Required work:
Extract all of the entries and set them down verbatim.

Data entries

--------------------------------

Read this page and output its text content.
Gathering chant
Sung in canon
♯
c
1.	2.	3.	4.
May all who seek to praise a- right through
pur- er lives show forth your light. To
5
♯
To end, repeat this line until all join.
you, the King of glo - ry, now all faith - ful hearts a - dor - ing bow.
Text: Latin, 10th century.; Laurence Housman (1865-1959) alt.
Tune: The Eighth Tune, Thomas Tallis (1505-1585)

--------------------------------

Worked solution:
Read this page and output its text content.
Gathering chant
Sung in canon
♯
c
1.	2.	3.	4.
May all who seek to praise a- right through
pur- er lives show forth your light. To
5
♯
To end, repeat this line until all join.
you, the King of glo - ry, now all faith - ful hearts a - dor - ing bow.
Text: Latin, 10th century.; Laurence Housman (1865-1959) alt.
Tune: The Eighth Tune, Thomas Tallis (1505-1585)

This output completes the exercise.